PROVIDED PASSAGE:
* * * * * * *

Credit: Pexels/Matan Segev

Minimum alcohol pricing is a tax on the poor

Credit: Pexels/Matan Segev

Tom McDonald
Writer

The first thing to note about the Scottish government’s finally approved legislation on minimum alcohol pricing is that it won’t affect (and isn’t intended to affect) students a great deal. Rather, it has surely been concocted for those who we are told subsist on the breadline and yet still prioritise the purchase of alcohol.

Our breadline “alkies” do exist – they are the fly in the rich ointment of this nation’s drinking culture but some, it must be conceded, are indeed in mortal peril of the sodden end this law compassionately strives to save them from. So, how can we mark them out?

* * * * * * *

(Stored data entries)

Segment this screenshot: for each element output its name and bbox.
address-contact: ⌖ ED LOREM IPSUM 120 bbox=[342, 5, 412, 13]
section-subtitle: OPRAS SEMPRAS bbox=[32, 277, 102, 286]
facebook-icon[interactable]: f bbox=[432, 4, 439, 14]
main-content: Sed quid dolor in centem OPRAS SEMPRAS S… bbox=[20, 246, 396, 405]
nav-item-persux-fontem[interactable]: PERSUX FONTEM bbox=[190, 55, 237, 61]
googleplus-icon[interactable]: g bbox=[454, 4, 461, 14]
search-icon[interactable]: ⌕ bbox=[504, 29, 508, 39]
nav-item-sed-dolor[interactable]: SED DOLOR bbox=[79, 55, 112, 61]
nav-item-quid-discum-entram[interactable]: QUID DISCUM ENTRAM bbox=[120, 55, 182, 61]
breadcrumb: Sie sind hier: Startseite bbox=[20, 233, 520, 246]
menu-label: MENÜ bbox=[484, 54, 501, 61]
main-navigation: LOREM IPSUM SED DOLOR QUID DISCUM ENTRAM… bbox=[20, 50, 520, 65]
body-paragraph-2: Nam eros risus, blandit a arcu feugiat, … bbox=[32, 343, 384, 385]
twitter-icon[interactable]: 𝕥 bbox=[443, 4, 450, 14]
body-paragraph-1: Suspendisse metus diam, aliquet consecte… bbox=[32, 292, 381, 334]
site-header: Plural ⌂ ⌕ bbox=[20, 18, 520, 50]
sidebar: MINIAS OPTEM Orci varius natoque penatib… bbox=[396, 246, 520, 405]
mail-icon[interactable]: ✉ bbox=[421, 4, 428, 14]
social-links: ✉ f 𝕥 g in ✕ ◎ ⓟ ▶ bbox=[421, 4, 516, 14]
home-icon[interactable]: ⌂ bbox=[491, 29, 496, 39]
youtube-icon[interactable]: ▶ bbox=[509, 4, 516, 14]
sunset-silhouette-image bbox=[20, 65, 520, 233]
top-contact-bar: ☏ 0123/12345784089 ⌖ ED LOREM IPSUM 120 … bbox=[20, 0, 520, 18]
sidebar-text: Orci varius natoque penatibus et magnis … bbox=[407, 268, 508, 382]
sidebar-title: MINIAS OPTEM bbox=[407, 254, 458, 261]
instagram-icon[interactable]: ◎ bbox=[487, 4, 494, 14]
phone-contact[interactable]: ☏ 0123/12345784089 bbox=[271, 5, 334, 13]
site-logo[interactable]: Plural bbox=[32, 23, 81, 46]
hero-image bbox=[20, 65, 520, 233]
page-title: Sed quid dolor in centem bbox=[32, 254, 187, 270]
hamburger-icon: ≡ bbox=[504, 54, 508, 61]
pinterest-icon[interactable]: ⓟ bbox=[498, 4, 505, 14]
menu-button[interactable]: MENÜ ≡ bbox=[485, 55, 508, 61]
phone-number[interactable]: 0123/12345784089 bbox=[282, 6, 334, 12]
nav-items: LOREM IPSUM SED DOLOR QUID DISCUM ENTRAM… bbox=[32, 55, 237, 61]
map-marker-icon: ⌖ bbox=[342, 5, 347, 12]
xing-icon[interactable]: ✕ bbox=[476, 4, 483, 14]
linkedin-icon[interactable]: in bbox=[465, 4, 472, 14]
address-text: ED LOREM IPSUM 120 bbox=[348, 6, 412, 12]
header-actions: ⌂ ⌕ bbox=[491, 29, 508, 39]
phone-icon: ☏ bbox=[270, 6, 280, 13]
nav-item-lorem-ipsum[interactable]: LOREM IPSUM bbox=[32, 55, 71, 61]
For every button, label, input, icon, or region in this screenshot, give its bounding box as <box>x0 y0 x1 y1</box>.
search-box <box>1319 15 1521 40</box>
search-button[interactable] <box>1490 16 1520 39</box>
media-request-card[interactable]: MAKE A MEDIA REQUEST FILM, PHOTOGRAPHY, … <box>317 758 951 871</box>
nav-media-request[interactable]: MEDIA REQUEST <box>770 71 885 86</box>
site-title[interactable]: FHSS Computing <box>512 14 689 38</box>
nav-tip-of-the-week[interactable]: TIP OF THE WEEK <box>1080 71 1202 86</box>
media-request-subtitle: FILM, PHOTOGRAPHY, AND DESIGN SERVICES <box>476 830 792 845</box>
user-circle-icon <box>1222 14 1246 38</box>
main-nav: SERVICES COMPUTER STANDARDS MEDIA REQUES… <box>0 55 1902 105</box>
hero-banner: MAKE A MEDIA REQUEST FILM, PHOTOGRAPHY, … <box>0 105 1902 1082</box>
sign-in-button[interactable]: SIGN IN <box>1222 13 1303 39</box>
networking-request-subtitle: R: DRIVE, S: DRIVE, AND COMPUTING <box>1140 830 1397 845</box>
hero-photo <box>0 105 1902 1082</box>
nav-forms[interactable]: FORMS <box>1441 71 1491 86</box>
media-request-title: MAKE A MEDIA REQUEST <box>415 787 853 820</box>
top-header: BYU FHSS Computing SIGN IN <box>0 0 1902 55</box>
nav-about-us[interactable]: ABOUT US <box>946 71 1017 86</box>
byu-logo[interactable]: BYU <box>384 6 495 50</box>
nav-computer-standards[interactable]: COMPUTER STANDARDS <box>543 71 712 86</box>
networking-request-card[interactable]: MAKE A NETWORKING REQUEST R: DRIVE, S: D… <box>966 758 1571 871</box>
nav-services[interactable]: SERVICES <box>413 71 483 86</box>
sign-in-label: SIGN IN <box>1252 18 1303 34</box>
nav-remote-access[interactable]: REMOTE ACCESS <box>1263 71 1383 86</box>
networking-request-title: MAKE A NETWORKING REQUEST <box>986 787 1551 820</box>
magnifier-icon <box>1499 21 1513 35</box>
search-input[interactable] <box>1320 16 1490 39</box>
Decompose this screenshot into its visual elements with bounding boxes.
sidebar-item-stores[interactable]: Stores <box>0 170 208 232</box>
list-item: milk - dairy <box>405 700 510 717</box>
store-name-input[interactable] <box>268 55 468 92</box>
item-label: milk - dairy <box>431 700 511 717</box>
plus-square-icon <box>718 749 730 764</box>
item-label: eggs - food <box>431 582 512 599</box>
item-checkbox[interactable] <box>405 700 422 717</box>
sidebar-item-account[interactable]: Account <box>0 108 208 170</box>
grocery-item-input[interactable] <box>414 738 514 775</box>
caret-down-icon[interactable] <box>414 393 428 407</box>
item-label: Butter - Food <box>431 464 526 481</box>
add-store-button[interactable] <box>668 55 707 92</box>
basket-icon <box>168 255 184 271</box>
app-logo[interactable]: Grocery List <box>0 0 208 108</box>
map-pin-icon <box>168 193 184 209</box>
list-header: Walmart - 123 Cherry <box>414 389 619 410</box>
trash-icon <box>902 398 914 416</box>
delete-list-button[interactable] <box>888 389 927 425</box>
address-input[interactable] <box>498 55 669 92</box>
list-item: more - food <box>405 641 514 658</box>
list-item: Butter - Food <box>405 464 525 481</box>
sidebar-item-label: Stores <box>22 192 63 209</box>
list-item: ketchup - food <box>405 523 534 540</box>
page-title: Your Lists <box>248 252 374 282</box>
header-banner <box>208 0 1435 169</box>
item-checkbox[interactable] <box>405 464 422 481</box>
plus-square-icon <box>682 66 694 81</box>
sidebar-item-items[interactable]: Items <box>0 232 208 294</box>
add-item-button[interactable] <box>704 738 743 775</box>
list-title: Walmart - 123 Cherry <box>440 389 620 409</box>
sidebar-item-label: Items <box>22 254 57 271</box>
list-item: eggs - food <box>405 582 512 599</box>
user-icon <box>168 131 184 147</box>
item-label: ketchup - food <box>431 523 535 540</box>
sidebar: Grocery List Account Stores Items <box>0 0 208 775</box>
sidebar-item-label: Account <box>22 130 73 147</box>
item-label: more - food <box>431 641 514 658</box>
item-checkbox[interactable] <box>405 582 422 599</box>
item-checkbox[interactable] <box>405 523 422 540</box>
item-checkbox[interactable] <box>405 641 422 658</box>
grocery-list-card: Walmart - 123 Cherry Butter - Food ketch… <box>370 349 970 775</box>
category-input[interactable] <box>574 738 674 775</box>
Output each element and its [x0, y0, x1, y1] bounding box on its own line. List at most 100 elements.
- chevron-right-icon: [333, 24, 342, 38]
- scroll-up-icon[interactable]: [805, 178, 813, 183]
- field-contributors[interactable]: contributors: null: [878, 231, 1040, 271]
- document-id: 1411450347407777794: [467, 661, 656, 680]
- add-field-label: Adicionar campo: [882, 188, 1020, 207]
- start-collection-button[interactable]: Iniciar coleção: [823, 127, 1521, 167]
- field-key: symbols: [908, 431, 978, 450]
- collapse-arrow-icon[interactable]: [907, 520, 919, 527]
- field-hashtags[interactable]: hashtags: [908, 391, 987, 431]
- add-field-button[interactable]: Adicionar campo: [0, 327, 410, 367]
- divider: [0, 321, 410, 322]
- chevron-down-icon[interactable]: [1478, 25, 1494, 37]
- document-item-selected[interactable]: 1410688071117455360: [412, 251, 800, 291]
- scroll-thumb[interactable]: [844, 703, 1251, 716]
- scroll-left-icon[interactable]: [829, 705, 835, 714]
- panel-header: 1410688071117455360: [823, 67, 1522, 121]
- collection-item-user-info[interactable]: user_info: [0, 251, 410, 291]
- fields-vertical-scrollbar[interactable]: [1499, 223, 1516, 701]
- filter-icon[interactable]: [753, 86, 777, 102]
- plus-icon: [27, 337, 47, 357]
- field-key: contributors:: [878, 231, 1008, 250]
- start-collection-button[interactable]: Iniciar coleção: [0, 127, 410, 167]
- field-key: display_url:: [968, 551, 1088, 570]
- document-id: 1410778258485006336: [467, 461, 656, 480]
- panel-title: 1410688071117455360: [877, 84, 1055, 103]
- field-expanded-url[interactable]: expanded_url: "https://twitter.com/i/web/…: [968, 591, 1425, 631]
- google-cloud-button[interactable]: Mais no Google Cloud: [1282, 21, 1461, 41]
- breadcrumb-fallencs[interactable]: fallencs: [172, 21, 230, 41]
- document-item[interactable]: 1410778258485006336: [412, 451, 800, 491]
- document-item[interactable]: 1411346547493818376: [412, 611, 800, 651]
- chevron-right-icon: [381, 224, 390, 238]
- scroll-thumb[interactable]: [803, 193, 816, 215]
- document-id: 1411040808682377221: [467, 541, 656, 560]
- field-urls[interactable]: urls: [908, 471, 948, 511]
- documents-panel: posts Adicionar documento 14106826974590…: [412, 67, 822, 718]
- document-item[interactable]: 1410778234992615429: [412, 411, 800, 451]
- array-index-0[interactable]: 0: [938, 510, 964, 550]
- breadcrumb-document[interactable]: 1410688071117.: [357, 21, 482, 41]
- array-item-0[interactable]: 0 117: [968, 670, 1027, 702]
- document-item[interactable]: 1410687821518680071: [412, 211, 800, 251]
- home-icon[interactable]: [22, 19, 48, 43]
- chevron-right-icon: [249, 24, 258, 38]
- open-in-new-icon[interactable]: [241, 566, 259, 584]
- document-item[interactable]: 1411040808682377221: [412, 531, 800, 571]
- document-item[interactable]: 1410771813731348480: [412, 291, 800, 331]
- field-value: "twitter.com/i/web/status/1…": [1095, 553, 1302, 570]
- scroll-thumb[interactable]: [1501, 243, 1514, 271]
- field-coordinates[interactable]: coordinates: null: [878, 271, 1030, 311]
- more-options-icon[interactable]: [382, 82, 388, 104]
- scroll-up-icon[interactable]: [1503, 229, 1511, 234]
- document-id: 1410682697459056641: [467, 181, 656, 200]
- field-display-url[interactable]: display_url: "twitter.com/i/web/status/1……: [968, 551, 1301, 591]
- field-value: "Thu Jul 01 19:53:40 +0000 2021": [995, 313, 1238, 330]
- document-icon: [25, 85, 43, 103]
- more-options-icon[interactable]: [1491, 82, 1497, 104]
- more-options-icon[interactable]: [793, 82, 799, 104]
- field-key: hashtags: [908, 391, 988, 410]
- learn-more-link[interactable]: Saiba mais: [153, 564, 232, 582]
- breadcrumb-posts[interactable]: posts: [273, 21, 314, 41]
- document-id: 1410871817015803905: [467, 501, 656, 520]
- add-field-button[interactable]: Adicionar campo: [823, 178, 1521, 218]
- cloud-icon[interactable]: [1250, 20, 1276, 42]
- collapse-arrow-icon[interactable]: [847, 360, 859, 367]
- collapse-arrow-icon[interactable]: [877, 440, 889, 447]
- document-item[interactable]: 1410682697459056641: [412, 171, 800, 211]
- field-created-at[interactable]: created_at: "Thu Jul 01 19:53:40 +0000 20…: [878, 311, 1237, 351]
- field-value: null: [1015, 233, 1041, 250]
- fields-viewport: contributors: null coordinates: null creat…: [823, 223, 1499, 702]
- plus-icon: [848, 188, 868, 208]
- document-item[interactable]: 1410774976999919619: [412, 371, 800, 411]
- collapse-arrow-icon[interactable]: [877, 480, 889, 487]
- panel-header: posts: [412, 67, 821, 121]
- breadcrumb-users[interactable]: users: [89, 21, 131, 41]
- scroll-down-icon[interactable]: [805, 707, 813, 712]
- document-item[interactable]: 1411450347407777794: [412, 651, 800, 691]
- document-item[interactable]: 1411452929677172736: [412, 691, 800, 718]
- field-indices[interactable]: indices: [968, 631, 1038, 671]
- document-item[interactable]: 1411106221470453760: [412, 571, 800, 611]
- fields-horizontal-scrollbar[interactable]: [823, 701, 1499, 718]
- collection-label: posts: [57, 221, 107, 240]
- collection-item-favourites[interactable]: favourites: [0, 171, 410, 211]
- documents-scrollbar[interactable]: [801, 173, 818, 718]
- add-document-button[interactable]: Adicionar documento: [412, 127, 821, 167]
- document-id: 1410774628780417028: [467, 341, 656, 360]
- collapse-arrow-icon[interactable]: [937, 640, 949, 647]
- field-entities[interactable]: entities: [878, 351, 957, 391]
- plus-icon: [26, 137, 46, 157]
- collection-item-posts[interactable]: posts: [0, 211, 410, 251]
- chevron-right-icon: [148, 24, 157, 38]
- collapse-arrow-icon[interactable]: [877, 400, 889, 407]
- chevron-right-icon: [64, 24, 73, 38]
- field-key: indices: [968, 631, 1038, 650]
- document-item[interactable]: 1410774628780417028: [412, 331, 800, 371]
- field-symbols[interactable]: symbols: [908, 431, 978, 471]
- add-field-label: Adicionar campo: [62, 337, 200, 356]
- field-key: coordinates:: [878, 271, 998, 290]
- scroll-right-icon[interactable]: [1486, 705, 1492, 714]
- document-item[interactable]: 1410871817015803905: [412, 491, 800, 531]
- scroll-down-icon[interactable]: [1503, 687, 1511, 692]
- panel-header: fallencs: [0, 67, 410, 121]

* * * * * * *

TASK LIST:
a – Shorten the paragraph of the minimum alcohol pricing article that begins "The first thing to note," keeping its main facts.
b – From the minimum alcohol pricing article, output the text from "Tom McDonald" up to and including "purchase of alcohol.", word for word.

SOLUTION LIST:
a – The Scottish government's newly approved minimum alcohol pricing law won't affect students much, and isn't meant to. It seems aimed instead at people said to live on the breadline who still prioritize buying alcohol.

b –
Tom McDonald
Writer

The first thing to note about the Scottish government’s finally approved legislation on minimum alcohol pricing is that it won’t affect (and isn’t intended to affect) students a great deal. Rather, it has surely been concocted for those who we are told subsist on the breadline and yet still prioritise the purchase of alcohol.